━━━━━ INPUT ━━━━━

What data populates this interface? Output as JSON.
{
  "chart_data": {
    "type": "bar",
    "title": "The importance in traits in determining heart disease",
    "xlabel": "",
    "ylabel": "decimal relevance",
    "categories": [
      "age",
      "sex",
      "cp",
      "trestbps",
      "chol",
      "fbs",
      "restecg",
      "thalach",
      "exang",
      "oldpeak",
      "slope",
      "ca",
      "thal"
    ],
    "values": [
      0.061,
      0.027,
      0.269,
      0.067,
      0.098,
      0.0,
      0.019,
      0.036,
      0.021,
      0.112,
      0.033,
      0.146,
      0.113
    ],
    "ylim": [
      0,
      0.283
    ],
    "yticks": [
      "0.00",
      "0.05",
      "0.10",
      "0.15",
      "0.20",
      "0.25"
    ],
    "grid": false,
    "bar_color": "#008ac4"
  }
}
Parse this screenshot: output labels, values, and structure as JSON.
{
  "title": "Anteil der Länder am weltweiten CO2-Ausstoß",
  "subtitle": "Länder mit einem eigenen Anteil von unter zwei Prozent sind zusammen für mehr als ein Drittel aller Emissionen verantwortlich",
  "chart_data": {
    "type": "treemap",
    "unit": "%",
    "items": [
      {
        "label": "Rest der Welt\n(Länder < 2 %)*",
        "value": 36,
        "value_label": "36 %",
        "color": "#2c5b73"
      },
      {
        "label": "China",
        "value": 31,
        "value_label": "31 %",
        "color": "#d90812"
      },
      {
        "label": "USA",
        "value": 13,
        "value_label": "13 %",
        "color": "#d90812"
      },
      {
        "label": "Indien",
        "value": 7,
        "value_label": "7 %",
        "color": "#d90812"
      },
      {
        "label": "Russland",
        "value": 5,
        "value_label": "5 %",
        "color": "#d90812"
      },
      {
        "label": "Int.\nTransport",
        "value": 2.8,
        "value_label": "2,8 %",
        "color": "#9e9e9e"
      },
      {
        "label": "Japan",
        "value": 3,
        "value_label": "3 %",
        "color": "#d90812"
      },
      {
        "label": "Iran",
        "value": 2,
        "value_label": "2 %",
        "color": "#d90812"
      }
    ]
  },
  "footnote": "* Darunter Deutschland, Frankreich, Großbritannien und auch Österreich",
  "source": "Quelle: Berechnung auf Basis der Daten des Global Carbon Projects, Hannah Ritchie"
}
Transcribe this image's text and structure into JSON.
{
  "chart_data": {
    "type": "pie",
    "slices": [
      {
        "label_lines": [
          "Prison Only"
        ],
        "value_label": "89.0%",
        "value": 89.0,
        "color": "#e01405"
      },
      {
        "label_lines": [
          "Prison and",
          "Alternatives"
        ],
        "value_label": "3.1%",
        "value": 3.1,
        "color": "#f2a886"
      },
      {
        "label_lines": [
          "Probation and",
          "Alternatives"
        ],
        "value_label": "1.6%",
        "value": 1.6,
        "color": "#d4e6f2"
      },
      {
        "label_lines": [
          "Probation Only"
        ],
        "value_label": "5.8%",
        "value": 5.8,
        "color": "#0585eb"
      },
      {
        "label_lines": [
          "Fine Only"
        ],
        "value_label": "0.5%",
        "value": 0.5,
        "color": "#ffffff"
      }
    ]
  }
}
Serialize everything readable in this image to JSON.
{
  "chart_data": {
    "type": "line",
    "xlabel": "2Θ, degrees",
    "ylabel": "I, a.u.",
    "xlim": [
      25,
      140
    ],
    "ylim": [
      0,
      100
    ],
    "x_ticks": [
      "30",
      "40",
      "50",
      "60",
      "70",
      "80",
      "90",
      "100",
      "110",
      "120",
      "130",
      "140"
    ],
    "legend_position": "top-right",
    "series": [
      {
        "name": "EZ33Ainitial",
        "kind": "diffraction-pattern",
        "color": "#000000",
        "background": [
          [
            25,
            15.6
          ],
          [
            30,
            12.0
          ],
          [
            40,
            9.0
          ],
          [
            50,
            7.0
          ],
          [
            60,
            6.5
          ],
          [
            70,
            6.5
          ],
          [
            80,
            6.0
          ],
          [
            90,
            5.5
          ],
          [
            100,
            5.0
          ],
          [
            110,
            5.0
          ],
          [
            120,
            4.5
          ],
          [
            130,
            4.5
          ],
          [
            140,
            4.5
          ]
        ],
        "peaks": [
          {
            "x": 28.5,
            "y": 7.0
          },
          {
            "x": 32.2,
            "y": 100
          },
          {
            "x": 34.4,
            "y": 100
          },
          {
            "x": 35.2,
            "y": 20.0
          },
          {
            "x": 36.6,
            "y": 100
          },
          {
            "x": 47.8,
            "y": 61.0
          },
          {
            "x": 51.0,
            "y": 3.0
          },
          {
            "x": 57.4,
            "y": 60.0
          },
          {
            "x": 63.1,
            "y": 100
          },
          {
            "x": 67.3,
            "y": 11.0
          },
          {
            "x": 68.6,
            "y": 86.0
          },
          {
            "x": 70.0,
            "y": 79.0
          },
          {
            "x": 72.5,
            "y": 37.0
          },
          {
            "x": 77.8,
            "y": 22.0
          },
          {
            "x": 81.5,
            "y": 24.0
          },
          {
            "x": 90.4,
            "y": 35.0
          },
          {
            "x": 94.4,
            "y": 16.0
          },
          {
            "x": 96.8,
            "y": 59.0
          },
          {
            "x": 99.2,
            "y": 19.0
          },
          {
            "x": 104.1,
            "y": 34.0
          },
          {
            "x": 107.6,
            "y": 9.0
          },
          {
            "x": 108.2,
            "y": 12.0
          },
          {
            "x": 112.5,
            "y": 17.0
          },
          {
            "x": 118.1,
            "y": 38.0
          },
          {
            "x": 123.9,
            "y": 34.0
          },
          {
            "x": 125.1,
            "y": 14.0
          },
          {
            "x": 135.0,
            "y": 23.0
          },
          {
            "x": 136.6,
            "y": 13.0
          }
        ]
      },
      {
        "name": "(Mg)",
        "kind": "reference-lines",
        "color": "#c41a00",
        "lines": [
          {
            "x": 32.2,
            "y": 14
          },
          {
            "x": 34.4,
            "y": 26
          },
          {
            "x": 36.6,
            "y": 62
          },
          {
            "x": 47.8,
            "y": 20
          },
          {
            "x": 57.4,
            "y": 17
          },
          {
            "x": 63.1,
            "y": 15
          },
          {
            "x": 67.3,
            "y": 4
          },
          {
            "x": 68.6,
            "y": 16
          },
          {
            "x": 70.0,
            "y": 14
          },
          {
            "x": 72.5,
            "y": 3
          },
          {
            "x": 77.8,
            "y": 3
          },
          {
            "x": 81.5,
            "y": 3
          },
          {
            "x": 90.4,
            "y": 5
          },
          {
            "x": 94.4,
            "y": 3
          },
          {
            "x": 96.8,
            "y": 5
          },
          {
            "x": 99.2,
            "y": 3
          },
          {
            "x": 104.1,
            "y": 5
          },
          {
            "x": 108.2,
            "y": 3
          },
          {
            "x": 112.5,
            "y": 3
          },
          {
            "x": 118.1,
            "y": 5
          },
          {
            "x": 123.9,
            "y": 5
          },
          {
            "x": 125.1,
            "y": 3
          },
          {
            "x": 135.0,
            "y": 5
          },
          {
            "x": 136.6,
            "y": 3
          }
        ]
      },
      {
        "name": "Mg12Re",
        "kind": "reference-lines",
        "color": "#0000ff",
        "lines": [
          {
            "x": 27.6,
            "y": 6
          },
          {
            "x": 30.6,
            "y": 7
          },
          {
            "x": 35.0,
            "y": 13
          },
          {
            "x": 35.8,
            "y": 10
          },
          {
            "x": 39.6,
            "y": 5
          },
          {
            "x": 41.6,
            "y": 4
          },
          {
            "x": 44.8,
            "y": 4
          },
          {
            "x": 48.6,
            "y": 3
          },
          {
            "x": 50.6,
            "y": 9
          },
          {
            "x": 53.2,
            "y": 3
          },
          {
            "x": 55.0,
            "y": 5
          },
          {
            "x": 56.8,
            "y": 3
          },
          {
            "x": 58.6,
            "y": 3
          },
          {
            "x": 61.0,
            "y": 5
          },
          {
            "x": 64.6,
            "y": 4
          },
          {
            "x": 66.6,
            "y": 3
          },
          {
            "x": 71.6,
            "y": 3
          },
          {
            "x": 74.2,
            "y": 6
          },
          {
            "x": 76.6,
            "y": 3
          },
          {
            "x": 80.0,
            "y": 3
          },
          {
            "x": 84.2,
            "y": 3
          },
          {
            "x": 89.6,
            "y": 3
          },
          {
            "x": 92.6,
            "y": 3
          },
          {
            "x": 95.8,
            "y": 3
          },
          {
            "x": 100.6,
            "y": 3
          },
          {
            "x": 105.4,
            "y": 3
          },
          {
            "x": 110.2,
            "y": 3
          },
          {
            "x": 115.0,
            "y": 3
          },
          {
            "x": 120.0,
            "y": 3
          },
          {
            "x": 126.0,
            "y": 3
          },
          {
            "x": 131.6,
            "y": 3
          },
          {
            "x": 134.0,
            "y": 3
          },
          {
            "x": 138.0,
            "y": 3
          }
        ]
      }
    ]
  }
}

━━━━━

Establish how many lines of the material above hold the word "this". Nothing but the count should be returned.

*RESPONSE*
4